Exercise objective = Could you reproduce the data below with each "x-tick-label" renamed to "x-axis-label" and everything else left unchanged? Leave the pictures out of your answer.

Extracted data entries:
——
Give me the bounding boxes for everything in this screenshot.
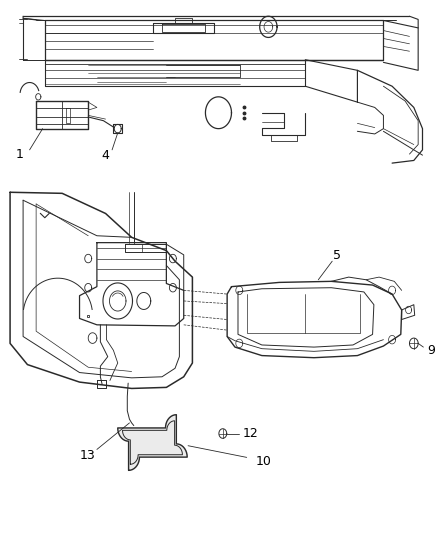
Text: 1: 1: [16, 148, 24, 160]
Text: 4: 4: [102, 149, 110, 161]
Polygon shape: [118, 415, 187, 470]
Text: 10: 10: [256, 455, 272, 467]
Text: 13: 13: [79, 449, 95, 462]
Text: 12: 12: [243, 427, 259, 440]
Text: 5: 5: [332, 249, 340, 262]
Text: 9: 9: [427, 344, 435, 357]
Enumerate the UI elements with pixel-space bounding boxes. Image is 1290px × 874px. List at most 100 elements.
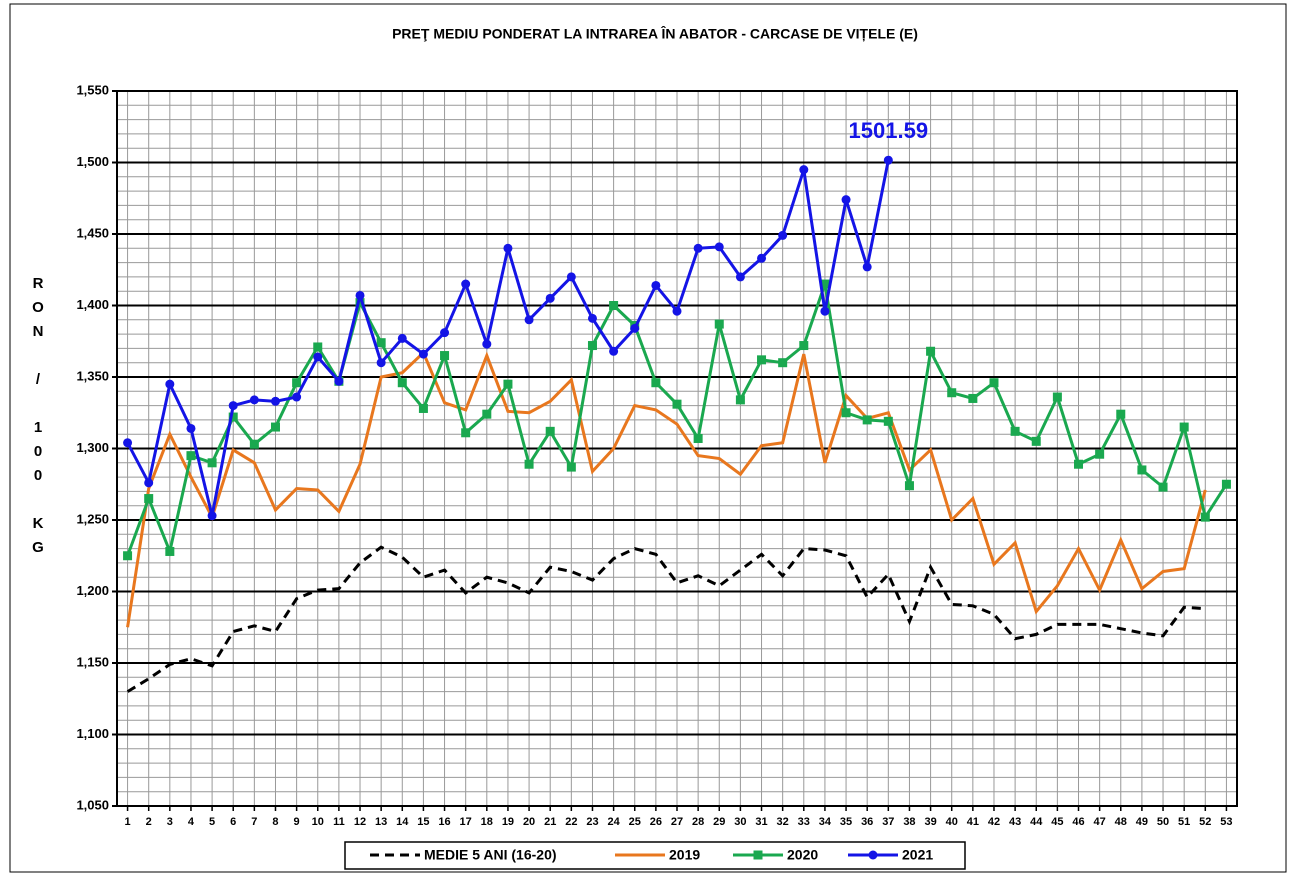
x-tick-label: 21 <box>544 816 556 828</box>
marker <box>292 392 302 402</box>
marker <box>587 313 597 323</box>
marker <box>672 399 682 409</box>
marker <box>144 494 154 504</box>
marker <box>313 352 323 362</box>
marker <box>714 319 724 329</box>
marker <box>397 333 407 343</box>
marker <box>418 349 428 359</box>
marker <box>545 426 555 436</box>
marker <box>228 401 238 411</box>
marker <box>609 301 619 310</box>
x-tick-label: 45 <box>1051 816 1063 828</box>
marker <box>123 551 133 561</box>
x-tick-label: 47 <box>1094 816 1106 828</box>
x-tick-label: 9 <box>294 816 300 828</box>
x-tick-label: 39 <box>924 816 936 828</box>
marker <box>1200 512 1210 522</box>
x-tick-label: 32 <box>777 816 789 828</box>
x-tick-label: 42 <box>988 816 1000 828</box>
x-tick-label: 51 <box>1178 816 1190 828</box>
marker <box>418 403 428 413</box>
x-tick-label: 29 <box>713 816 725 828</box>
y-tick-label: 1,350 <box>76 368 109 383</box>
marker <box>609 346 619 356</box>
marker <box>989 378 999 388</box>
x-tick-label: 30 <box>734 816 746 828</box>
marker <box>186 451 196 461</box>
marker <box>1031 436 1041 446</box>
x-tick-label: 1 <box>125 816 131 828</box>
marker <box>820 306 830 316</box>
marker <box>123 438 133 448</box>
y-tick-label: 1,400 <box>76 297 109 312</box>
marker <box>883 155 893 165</box>
series-line <box>126 350 1207 628</box>
marker <box>566 272 576 282</box>
marker <box>1179 422 1189 432</box>
marker <box>440 351 450 361</box>
marker <box>270 396 280 406</box>
x-tick-label: 22 <box>565 816 577 828</box>
y-tick-label: 1,200 <box>76 583 109 598</box>
marker <box>440 328 450 338</box>
x-tick-label: 41 <box>967 816 979 828</box>
marker <box>545 293 555 303</box>
x-tick-label: 17 <box>460 816 472 828</box>
marker <box>735 395 745 405</box>
x-tick-label: 44 <box>1030 816 1043 828</box>
x-tick-label: 10 <box>312 816 324 828</box>
y-tick-label: 1,300 <box>76 440 109 455</box>
x-tick-label: 20 <box>523 816 535 828</box>
x-tick-label: 14 <box>396 816 409 828</box>
marker <box>165 379 175 389</box>
x-tick-label: 48 <box>1115 816 1127 828</box>
marker <box>249 439 259 449</box>
x-tick-label: 38 <box>903 816 915 828</box>
marker <box>883 416 893 426</box>
marker <box>355 290 365 300</box>
x-tick-label: 52 <box>1199 816 1211 828</box>
x-tick-label: 49 <box>1136 816 1148 828</box>
marker <box>799 165 809 175</box>
marker <box>249 395 259 405</box>
x-tick-label: 43 <box>1009 816 1021 828</box>
marker <box>757 253 767 263</box>
marker <box>1137 465 1147 475</box>
marker <box>566 462 576 472</box>
marker <box>524 315 534 325</box>
marker <box>186 423 196 433</box>
marker <box>355 298 365 308</box>
marker <box>461 428 471 438</box>
marker <box>207 458 217 468</box>
marker <box>144 478 154 488</box>
marker <box>1074 459 1084 469</box>
marker <box>862 415 872 425</box>
marker <box>926 346 936 356</box>
marker <box>841 195 851 205</box>
x-tick-label: 37 <box>882 816 894 828</box>
marker <box>376 338 386 348</box>
marker <box>778 358 788 368</box>
y-tick-label: 1,150 <box>76 654 109 669</box>
legend-label: 2021 <box>902 847 933 863</box>
x-tick-label: 40 <box>946 816 958 828</box>
x-tick-label: 28 <box>692 816 704 828</box>
marker <box>397 378 407 388</box>
x-tick-label: 50 <box>1157 816 1169 828</box>
x-tick-label: 27 <box>671 816 683 828</box>
x-tick-label: 16 <box>438 816 450 828</box>
x-tick-label: 35 <box>840 816 852 828</box>
marker <box>714 242 724 252</box>
x-tick-label: 26 <box>650 816 662 828</box>
marker <box>482 339 492 349</box>
series-line <box>126 545 1206 693</box>
marker <box>1052 392 1062 402</box>
x-tick-label: 2 <box>146 816 152 828</box>
marker <box>270 422 280 432</box>
x-tick-label: 25 <box>629 816 641 828</box>
marker <box>820 279 830 289</box>
x-tick-label: 34 <box>819 816 832 828</box>
x-tick-label: 31 <box>755 816 767 828</box>
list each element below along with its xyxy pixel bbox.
——
Reply =
Give me the bounding boxes for everything in this screenshot.
Text: 1: 1: [16, 148, 24, 160]
Text: 4: 4: [102, 149, 110, 161]
Polygon shape: [118, 415, 187, 470]
Text: 10: 10: [256, 455, 272, 467]
Text: 13: 13: [79, 449, 95, 462]
Text: 12: 12: [243, 427, 259, 440]
Text: 5: 5: [332, 249, 340, 262]
Text: 9: 9: [427, 344, 435, 357]
Enumerate the UI elements with pixel-space bounding boxes. Image is 1290px × 874px. List at most 100 elements.
x-axis-label: 21 <box>544 816 556 828</box>
marker <box>292 392 302 402</box>
marker <box>587 313 597 323</box>
marker <box>672 399 682 409</box>
marker <box>144 494 154 504</box>
marker <box>313 352 323 362</box>
marker <box>714 319 724 329</box>
marker <box>397 333 407 343</box>
marker <box>418 349 428 359</box>
marker <box>545 426 555 436</box>
marker <box>228 401 238 411</box>
marker <box>609 301 619 310</box>
x-axis-label: 45 <box>1051 816 1063 828</box>
marker <box>123 551 133 561</box>
x-axis-label: 47 <box>1094 816 1106 828</box>
x-axis-label: 9 <box>294 816 300 828</box>
x-axis-label: 39 <box>924 816 936 828</box>
marker <box>1200 512 1210 522</box>
x-axis-label: 32 <box>777 816 789 828</box>
x-axis-label: 42 <box>988 816 1000 828</box>
x-axis-label: 51 <box>1178 816 1190 828</box>
marker <box>418 403 428 413</box>
x-axis-label: 29 <box>713 816 725 828</box>
y-tick-label: 1,350 <box>76 368 109 383</box>
marker <box>609 346 619 356</box>
marker <box>989 378 999 388</box>
x-axis-label: 30 <box>734 816 746 828</box>
marker <box>186 451 196 461</box>
marker <box>1031 436 1041 446</box>
x-axis-label: 1 <box>125 816 131 828</box>
marker <box>820 306 830 316</box>
marker <box>123 438 133 448</box>
y-tick-label: 1,400 <box>76 297 109 312</box>
marker <box>883 155 893 165</box>
series-line <box>126 350 1207 628</box>
marker <box>566 272 576 282</box>
marker <box>1179 422 1189 432</box>
marker <box>440 351 450 361</box>
marker <box>270 396 280 406</box>
x-axis-label: 22 <box>565 816 577 828</box>
y-tick-label: 1,200 <box>76 583 109 598</box>
marker <box>440 328 450 338</box>
x-axis-label: 41 <box>967 816 979 828</box>
marker <box>545 293 555 303</box>
x-axis-label: 17 <box>460 816 472 828</box>
marker <box>735 395 745 405</box>
x-axis-label: 44 <box>1030 816 1043 828</box>
x-axis-label: 10 <box>312 816 324 828</box>
y-tick-label: 1,300 <box>76 440 109 455</box>
x-axis-label: 20 <box>523 816 535 828</box>
x-axis-label: 14 <box>396 816 409 828</box>
marker <box>165 379 175 389</box>
x-axis-label: 48 <box>1115 816 1127 828</box>
marker <box>249 439 259 449</box>
x-axis-label: 38 <box>903 816 915 828</box>
marker <box>883 416 893 426</box>
marker <box>355 290 365 300</box>
x-axis-label: 52 <box>1199 816 1211 828</box>
x-axis-label: 49 <box>1136 816 1148 828</box>
marker <box>799 165 809 175</box>
marker <box>249 395 259 405</box>
x-axis-label: 43 <box>1009 816 1021 828</box>
marker <box>757 253 767 263</box>
marker <box>1137 465 1147 475</box>
marker <box>566 462 576 472</box>
marker <box>524 315 534 325</box>
marker <box>186 423 196 433</box>
marker <box>355 298 365 308</box>
marker <box>461 428 471 438</box>
marker <box>207 458 217 468</box>
marker <box>144 478 154 488</box>
marker <box>1074 459 1084 469</box>
marker <box>862 415 872 425</box>
marker <box>926 346 936 356</box>
marker <box>841 195 851 205</box>
x-axis-label: 37 <box>882 816 894 828</box>
marker <box>376 338 386 348</box>
marker <box>778 358 788 368</box>
y-tick-label: 1,150 <box>76 654 109 669</box>
legend-label: 2021 <box>902 847 933 863</box>
x-axis-label: 40 <box>946 816 958 828</box>
x-axis-label: 28 <box>692 816 704 828</box>
marker <box>397 378 407 388</box>
x-axis-label: 50 <box>1157 816 1169 828</box>
x-axis-label: 27 <box>671 816 683 828</box>
x-axis-label: 16 <box>438 816 450 828</box>
x-axis-label: 35 <box>840 816 852 828</box>
marker <box>714 242 724 252</box>
x-axis-label: 26 <box>650 816 662 828</box>
marker <box>482 339 492 349</box>
series-line <box>126 545 1206 693</box>
marker <box>1052 392 1062 402</box>
x-axis-label: 2 <box>146 816 152 828</box>
marker <box>270 422 280 432</box>
x-axis-label: 25 <box>629 816 641 828</box>
marker <box>820 279 830 289</box>
x-axis-label: 34 <box>819 816 832 828</box>
x-axis-label: 31 <box>755 816 767 828</box>
list each element below along with its xyxy pixel bbox.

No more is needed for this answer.